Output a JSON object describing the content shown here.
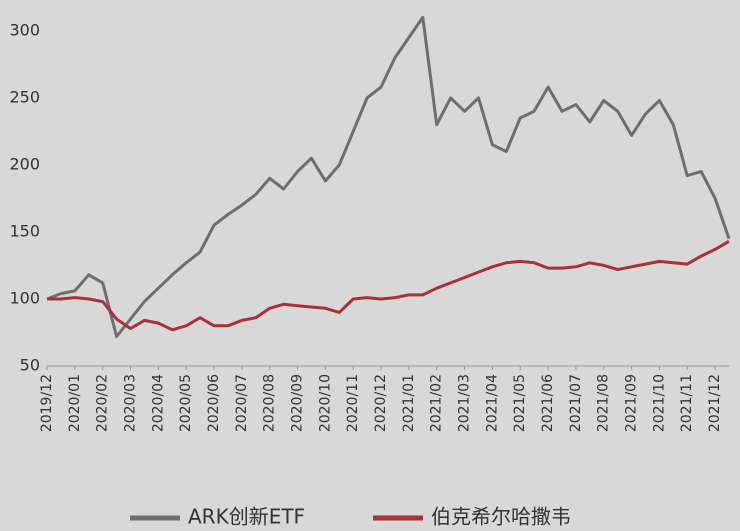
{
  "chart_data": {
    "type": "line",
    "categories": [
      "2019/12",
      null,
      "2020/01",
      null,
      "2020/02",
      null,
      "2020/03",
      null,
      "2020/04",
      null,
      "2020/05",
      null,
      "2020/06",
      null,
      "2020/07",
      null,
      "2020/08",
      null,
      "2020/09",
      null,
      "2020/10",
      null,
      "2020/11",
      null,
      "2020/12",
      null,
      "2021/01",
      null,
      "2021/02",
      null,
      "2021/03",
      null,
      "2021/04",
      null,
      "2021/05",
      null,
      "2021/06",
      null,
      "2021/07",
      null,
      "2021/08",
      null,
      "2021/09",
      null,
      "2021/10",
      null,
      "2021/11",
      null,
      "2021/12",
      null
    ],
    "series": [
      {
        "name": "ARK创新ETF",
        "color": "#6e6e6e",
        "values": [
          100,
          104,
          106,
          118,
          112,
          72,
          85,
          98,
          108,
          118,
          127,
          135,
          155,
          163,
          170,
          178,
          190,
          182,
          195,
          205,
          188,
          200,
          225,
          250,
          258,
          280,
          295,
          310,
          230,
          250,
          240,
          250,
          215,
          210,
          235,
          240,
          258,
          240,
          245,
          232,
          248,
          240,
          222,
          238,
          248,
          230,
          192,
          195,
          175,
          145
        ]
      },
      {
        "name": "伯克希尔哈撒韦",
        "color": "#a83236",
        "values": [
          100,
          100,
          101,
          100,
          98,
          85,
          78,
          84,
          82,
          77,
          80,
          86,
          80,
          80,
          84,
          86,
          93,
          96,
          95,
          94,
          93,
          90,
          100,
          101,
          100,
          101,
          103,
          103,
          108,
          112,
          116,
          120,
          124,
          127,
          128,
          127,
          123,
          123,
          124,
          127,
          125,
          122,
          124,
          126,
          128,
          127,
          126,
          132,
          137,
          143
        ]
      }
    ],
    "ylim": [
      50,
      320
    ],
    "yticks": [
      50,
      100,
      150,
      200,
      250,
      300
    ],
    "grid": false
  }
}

══════════════════════════════

## [Job]
Leave the pictures out and print the records above exactly as they stand.

## [Finished exercise]
Output a JSON object describing the content shown here.
{
  "chart_data": {
    "type": "line",
    "categories": [
      "2019/12",
      null,
      "2020/01",
      null,
      "2020/02",
      null,
      "2020/03",
      null,
      "2020/04",
      null,
      "2020/05",
      null,
      "2020/06",
      null,
      "2020/07",
      null,
      "2020/08",
      null,
      "2020/09",
      null,
      "2020/10",
      null,
      "2020/11",
      null,
      "2020/12",
      null,
      "2021/01",
      null,
      "2021/02",
      null,
      "2021/03",
      null,
      "2021/04",
      null,
      "2021/05",
      null,
      "2021/06",
      null,
      "2021/07",
      null,
      "2021/08",
      null,
      "2021/09",
      null,
      "2021/10",
      null,
      "2021/11",
      null,
      "2021/12",
      null
    ],
    "series": [
      {
        "name": "ARK创新ETF",
        "color": "#6e6e6e",
        "values": [
          100,
          104,
          106,
          118,
          112,
          72,
          85,
          98,
          108,
          118,
          127,
          135,
          155,
          163,
          170,
          178,
          190,
          182,
          195,
          205,
          188,
          200,
          225,
          250,
          258,
          280,
          295,
          310,
          230,
          250,
          240,
          250,
          215,
          210,
          235,
          240,
          258,
          240,
          245,
          232,
          248,
          240,
          222,
          238,
          248,
          230,
          192,
          195,
          175,
          145
        ]
      },
      {
        "name": "伯克希尔哈撒韦",
        "color": "#a83236",
        "values": [
          100,
          100,
          101,
          100,
          98,
          85,
          78,
          84,
          82,
          77,
          80,
          86,
          80,
          80,
          84,
          86,
          93,
          96,
          95,
          94,
          93,
          90,
          100,
          101,
          100,
          101,
          103,
          103,
          108,
          112,
          116,
          120,
          124,
          127,
          128,
          127,
          123,
          123,
          124,
          127,
          125,
          122,
          124,
          126,
          128,
          127,
          126,
          132,
          137,
          143
        ]
      }
    ],
    "ylim": [
      50,
      320
    ],
    "yticks": [
      50,
      100,
      150,
      200,
      250,
      300
    ],
    "grid": false
  }
}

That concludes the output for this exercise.